To do: Filter the entries below, keeping every line that has the word "juin".
** Begin Given data **
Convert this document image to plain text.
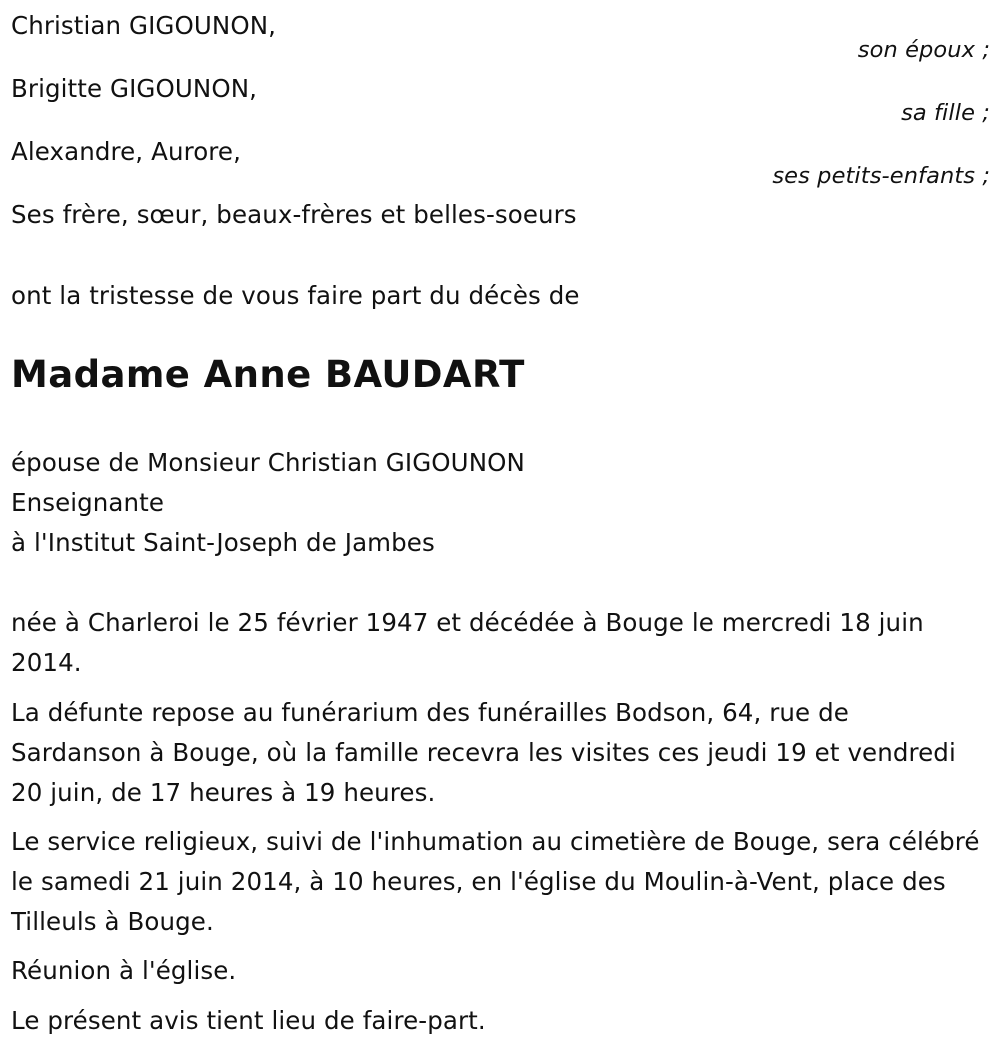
Christian GIGOUNON,
son époux ;
Brigitte GIGOUNON,
sa fille ;
Alexandre, Aurore,
ses petits-enfants ;
Ses frère, sœur, beaux-frères et belles-soeurs
ont la tristesse de vous faire part du décès de
Madame Anne BAUDART
épouse de Monsieur Christian GIGOUNON
Enseignante
à l'Institut Saint-Joseph de Jambes
née à Charleroi le 25 février 1947 et décédée à Bouge le mercredi 18 juin 2014.
La défunte repose au funérarium des funérailles Bodson, 64, rue de Sardanson à Bouge, où la famille recevra les visites ces jeudi 19 et vendredi 20 juin, de 17 heures à 19 heures.
Le service religieux, suivi de l'inhumation au cimetière de Bouge, sera célébré le samedi 21 juin 2014, à 10 heures, en l'église du Moulin-à-Vent, place des Tilleuls à Bouge.
Réunion à l'église.
Le présent avis tient lieu de faire-part.
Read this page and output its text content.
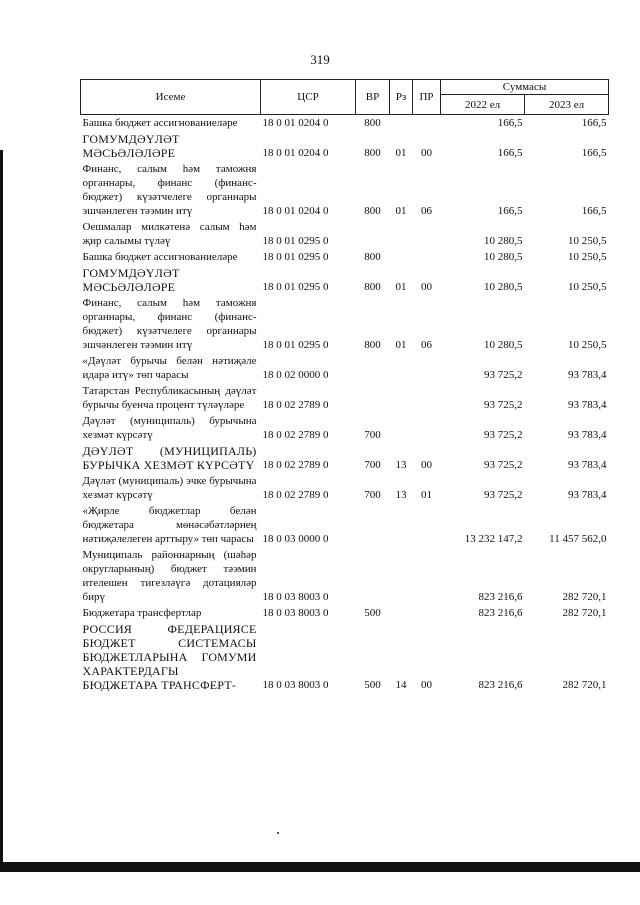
319
Исеме	ЦСР	ВР	Рз	ПР	Суммасы	
					2022 ел	2023 ел
Башка бюджет ассигнованиеләре	18 0 01 0204 0	800			166,5	166,5
ГОМУМДӘҮЛӘТ МӘСЬӘЛӘЛӘРЕ	18 0 01 0204 0	800	01	00	166,5	166,5
Финанс, салым һәм таможня органнары, финанс (финанс-бюджет) күзәтчелеге органнары эшчәнлеген тәэмин итү	18 0 01 0204 0	800	01	06	166,5	166,5
Оешмалар милкәтенә салым һәм җир салымы түләү	18 0 01 0295 0				10 280,5	10 250,5
Башка бюджет ассигнованиеләре	18 0 01 0295 0	800			10 280,5	10 250,5
ГОМУМДӘҮЛӘТ МӘСЬӘЛӘЛӘРЕ	18 0 01 0295 0	800	01	00	10 280,5	10 250,5
Финанс, салым һәм таможня органнары, финанс (финанс-бюджет) күзәтчелеге органнары эшчәнлеген тәэмин итү	18 0 01 0295 0	800	01	06	10 280,5	10 250,5
«Дәүләт бурычы белән нәтиҗәле идарә итү» төп чарасы	18 0 02 0000 0				93 725,2	93 783,4
Татарстан Республикасының дәүләт бурычы буенча процент түләүләре	18 0 02 2789 0				93 725,2	93 783,4
Дәүләт (муниципаль) бурычына хезмәт күрсәтү	18 0 02 2789 0	700			93 725,2	93 783,4
ДӘҮЛӘТ (МУНИЦИПАЛЬ) БУРЫЧКА ХЕЗМӘТ КҮРСӘТҮ	18 0 02 2789 0	700	13	00	93 725,2	93 783,4
Дәүләт (муниципаль) эчке бурычына хезмәт күрсәтү	18 0 02 2789 0	700	13	01	93 725,2	93 783,4
«Җирле бюджетлар белән бюджетара мөнәсәбәтләрнең нәтиҗәлелеген арттыру» төп чарасы	18 0 03 0000 0				13 232 147,2	11 457 562,0
Муниципаль районнарның (шәһәр округларының) бюджет тәэмин ителешен тигезләүгә дотацияләр бирү	18 0 03 8003 0				823 216,6	282 720,1
Бюджетара трансфертлар	18 0 03 8003 0	500			823 216,6	282 720,1
РОССИЯ ФЕДЕРАЦИЯСЕ БЮДЖЕТ СИСТЕМАСЫ БЮДЖЕТЛАРЫНА ГОМУМИ ХАРАКТЕРДАГЫ БЮДЖЕТАРА ТРАНСФЕРТ-	18 0 03 8003 0	500	14	00	823 216,6	282 720,1
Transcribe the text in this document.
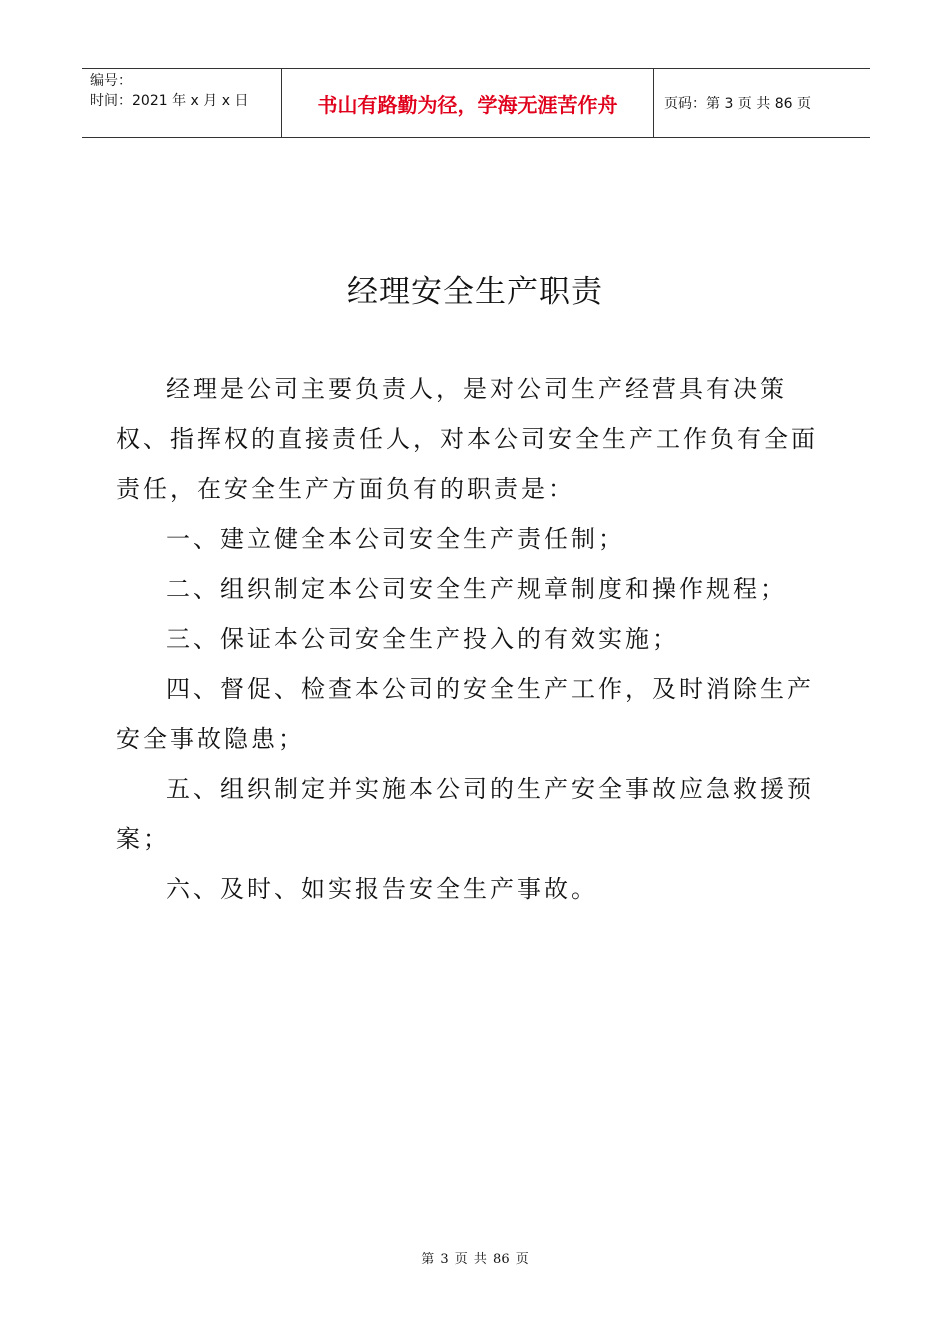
编号：
时间：2021 年 x 月 x 日	书山有路勤为径，学海无涯苦作舟	页码：第 3 页 共 86 页
经理安全生产职责

经理是公司主要负责人，是对公司生产经营具有决策权、指挥权的直接责任人，对本公司安全生产工作负有全面责任，在安全生产方面负有的职责是：

一、建立健全本公司安全生产责任制；

二、组织制定本公司安全生产规章制度和操作规程；

三、保证本公司安全生产投入的有效实施；

四、督促、检查本公司的安全生产工作，及时消除生产安全事故隐患；

五、组织制定并实施本公司的生产安全事故应急救援预案；

六、及时、如实报告安全生产事故。

第 3 页 共 86 页
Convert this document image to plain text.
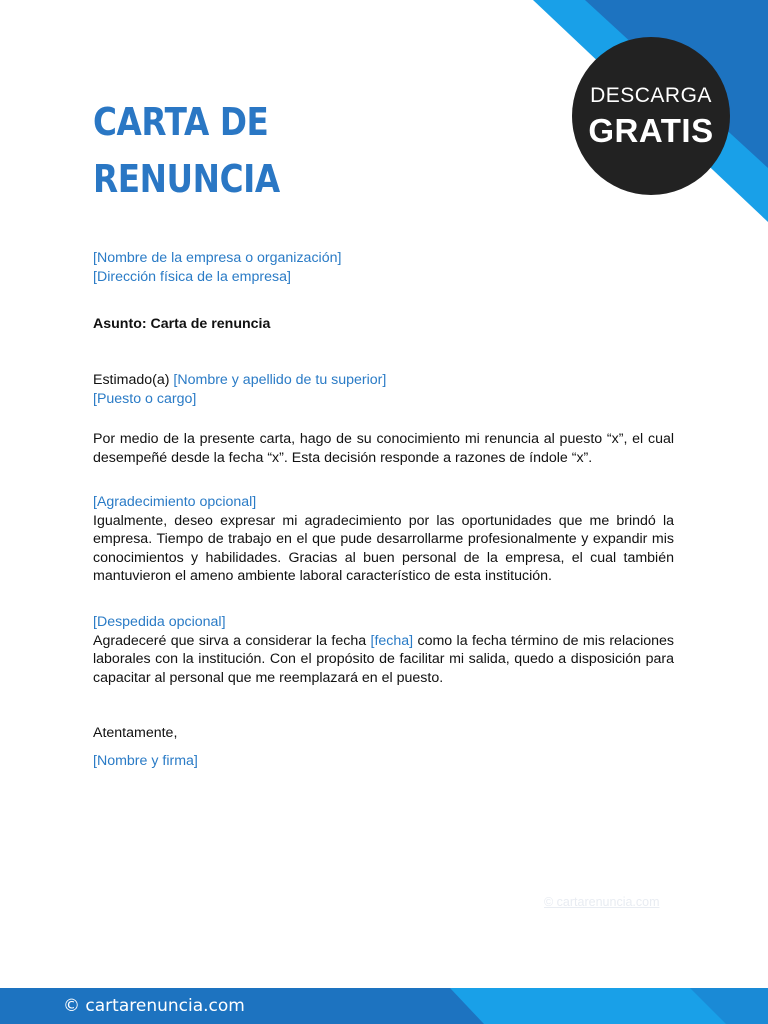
DESCARGA
GRATIS
CARTA DE
RENUNCIA
[Nombre de la empresa o organización]
[Dirección física de la empresa]
Asunto: Carta de renuncia
Estimado(a) [Nombre y apellido de tu superior]
[Puesto o cargo]

Por medio de la presente carta, hago de su conocimiento mi renuncia al puesto “x”, el cual desempeñé desde la fecha “x”. Esta decisión responde a razones de índole “x”.

[Agradecimiento opcional]
Igualmente, deseo expresar mi agradecimiento por las oportunidades que me brindó la empresa. Tiempo de trabajo en el que pude desarrollarme profesionalmente y expandir mis conocimientos y habilidades. Gracias al buen personal de la empresa, el cual también mantuvieron el ameno ambiente laboral característico de esta institución.
[Despedida opcional]
Agradeceré que sirva a considerar la fecha [fecha] como la fecha término de mis relaciones laborales con la institución. Con el propósito de facilitar mi salida, quedo a disposición para capacitar al personal que me reemplazará en el puesto.
Atentamente,
[Nombre y firma]
© cartarenuncia.com
© cartarenuncia.com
** End Given data **
Written response:
née à Charleroi le 25 février 1947 et décédée à Bouge le mercredi 18 juin 2014.
La défunte repose au funérarium des funérailles Bodson, 64, rue de Sardanson à Bouge, où la famille recevra les visites ces jeudi 19 et vendredi 20 juin, de 17 heures à 19 heures.
Le service religieux, suivi de l'inhumation au cimetière de Bouge, sera célébré le samedi 21 juin 2014, à 10 heures, en l'église du Moulin-à-Vent, place des Tilleuls à Bouge.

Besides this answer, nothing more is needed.